> [AIM] Reading down the listing below, count the lines where the word "screenshot" shows up, then give only that count.

> [EXTRACTED INFORMATION]
▬▬▬
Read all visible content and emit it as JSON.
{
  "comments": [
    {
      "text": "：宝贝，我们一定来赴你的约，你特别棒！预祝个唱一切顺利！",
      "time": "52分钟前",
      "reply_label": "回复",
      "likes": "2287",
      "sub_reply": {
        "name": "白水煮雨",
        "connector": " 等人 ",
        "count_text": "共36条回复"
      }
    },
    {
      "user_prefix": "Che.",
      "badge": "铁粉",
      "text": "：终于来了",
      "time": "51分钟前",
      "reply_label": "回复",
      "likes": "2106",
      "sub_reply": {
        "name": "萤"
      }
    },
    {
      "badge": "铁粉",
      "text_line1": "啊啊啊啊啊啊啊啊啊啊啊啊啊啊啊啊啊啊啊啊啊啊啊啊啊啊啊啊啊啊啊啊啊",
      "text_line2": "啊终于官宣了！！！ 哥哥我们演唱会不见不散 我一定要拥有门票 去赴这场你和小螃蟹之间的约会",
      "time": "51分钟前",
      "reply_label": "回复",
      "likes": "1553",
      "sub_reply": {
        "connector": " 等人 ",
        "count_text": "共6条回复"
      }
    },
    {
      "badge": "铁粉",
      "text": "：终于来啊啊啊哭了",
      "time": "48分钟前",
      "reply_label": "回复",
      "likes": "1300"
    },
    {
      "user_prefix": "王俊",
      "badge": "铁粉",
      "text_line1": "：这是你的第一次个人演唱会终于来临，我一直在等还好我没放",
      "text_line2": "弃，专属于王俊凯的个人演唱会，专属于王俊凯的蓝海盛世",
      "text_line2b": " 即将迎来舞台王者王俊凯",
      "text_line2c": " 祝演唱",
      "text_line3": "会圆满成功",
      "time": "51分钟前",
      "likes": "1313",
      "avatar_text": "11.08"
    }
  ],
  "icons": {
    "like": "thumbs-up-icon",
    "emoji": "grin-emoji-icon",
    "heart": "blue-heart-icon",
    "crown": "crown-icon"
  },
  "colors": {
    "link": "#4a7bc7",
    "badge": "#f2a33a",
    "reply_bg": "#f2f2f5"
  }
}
▬▬▬
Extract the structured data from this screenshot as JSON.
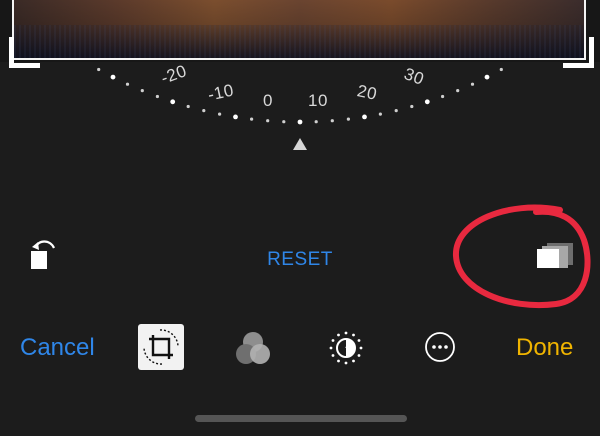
▬▬▬
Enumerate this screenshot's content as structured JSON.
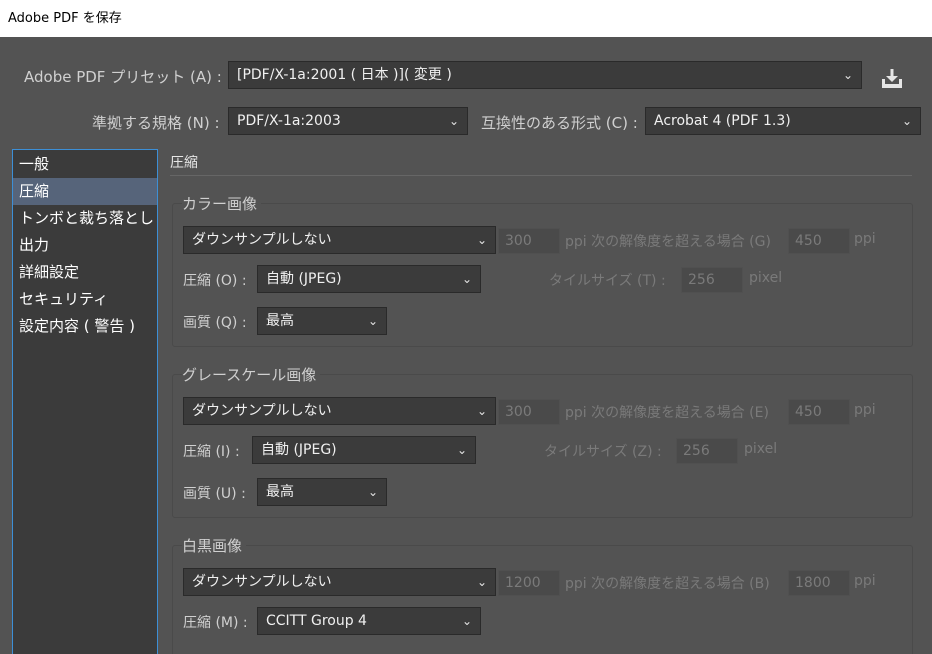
▬▬▬
> [RESULT FOR THIS EXERCISE] 2